Required work: Write the next part of the piece on comics reusing old concepts, starting right after its final sentence.

Passage to read:
══════════
The "Comics Recycling Bin" points out how comics tend to reuse concepts. Sometimes this involves failing to credit the real originator of an idea, sometimes it constitutes a tribute or homage to an admired creator or creation, and sometimes it simply reflects the need to piece something together without having to try too hard.
Comics sometimes repeat themselves without worrying about whether anyone had listened the first time. For instance, newsgroup rumor suggests that Marvel now plans on creating a new "Spider-Woman" character, the third in a series of characters who failed to support their own titles and do not appear in the titles of others. The Spider-Woman concept has two strikes against it; why has Marvel opted for the third?
Something in comics compels its talent to reuse and reuse again, even in the service of no particular commercial or aesthetic cause.
While Marvel Comics just began to enter the waters of the superhero title, DC had weathered through nearly a generation of ups and downs in the marketplace, essentially surviving with Superman, Batman, and Wonder Woman intact, most of its other Golden Agers dead in the marketplace, and occasional hang-ons in support roles (such as Aquaman and Green Arrow).
In 1956, after the tomb doors had closed on almost every superhero ever created to date, Julius Schwartz decided to experiment with recreating a Golden Age character, and thus made over the Roosevelt-era Flash for the days of Eisenhower. This proved such a surprising success that DC reworked Green Lantern, the Atom, and Hawkman in fairly short order, and, realizing the possiblities inherent in a newly repopulated superhero universe, joined old and new characters as the Justice League of America that would soon appear in a title by the same name.
══════════
Supplied information:
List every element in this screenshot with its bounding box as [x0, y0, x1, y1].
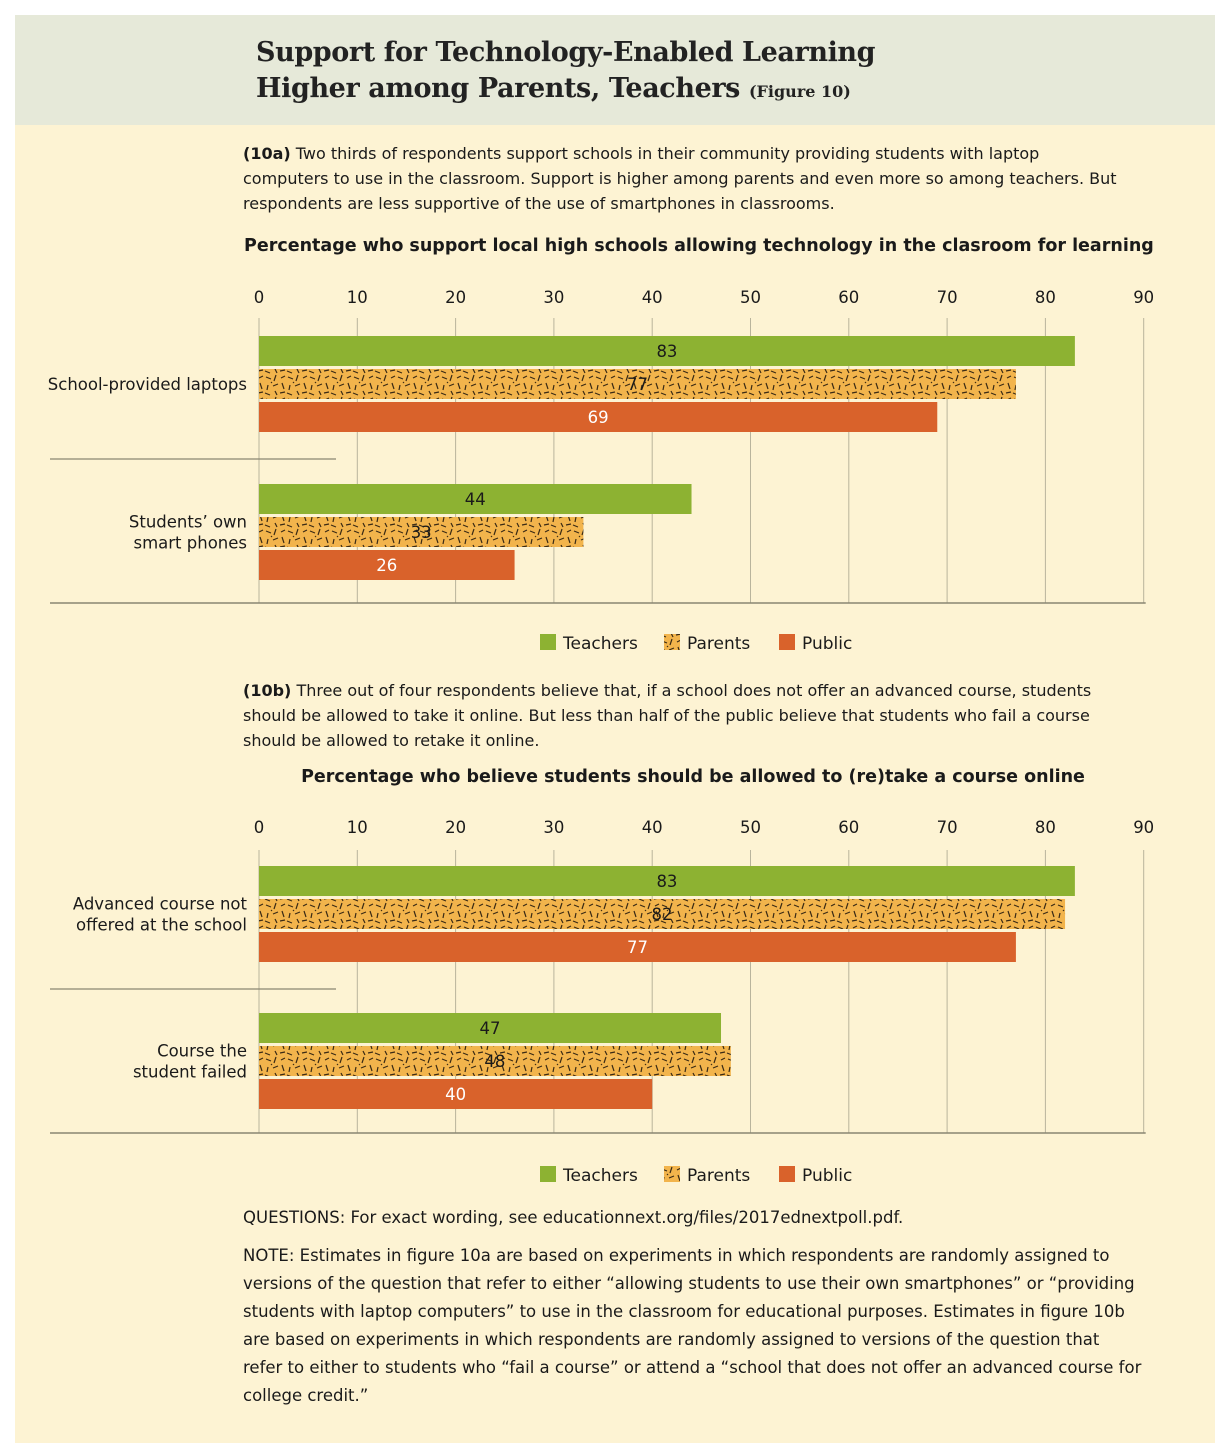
══════════
Task answer:
In a bold series of strokes, DC had proven that a recreated character could succeed in ways that the comics market would feel. Such success may have given the wrong idea about refurbished characters, in the long run; the long-absence of many of these characters contributed to their novelty, as did the clever reworkings, but pre-owned goods would not, in the long run, sell themselves automatically.
By 1972, DC would no longer publish The Atom, Green Lantern, or Hawkman. Poor sales had killed these titles.
Marvel managed to revive Captain America and the Sub-Mariner, but had painted itself into a corner with Lee-Kirby's Human Torch, and thus allowed that character to appear for a token Fantastic Four story before resigning him to a limbo that involved one recreation as the body of another character (the Silver Age Vision) and a reversal of that very claim in the eighties, where he turned out an altogether separate creation. However, although Marvel had considerable numbers of defunct superheroes to rework, a different editorial vision about such things and, almost certainly, a lost opportunity brought on by waiting too long to try it kept them from revising any Golden Age characters but the Vision with any real degree of success.
Marvel knew that it didn't need to revive old characters to succeed, as much mileage as DC had demonstrated they could make with such an approach, and continued to create swarms of new superheroes well into the 1990s, until it seemed that Manhattan must surely overflow with costumes.
Without a context, one might assume that packaging an old name in a new body with a more contemporary costume would sell anything. After all, DC got away with Flash, Green Lantern, the Atom, Hawkman, and a few others during the sixties. However, the fate that awaited them by 1985 suggested something: by the mid-eighties, all of these derivative characters enjoyed at least one cancellation of his title, the Flash holding out most gallantly through a run that lasted almost 30 years.
In general, though, by 1972, the recreated superheroes had mostly failed in their own titles, which, in some cases, only sold for about five years. Atom and Hawkman staved off cancellation for a time by appearing in a single dual title, resembling in reverse Marvel's sixties double books that spawned multiple titles (such as Hulk and Captain America).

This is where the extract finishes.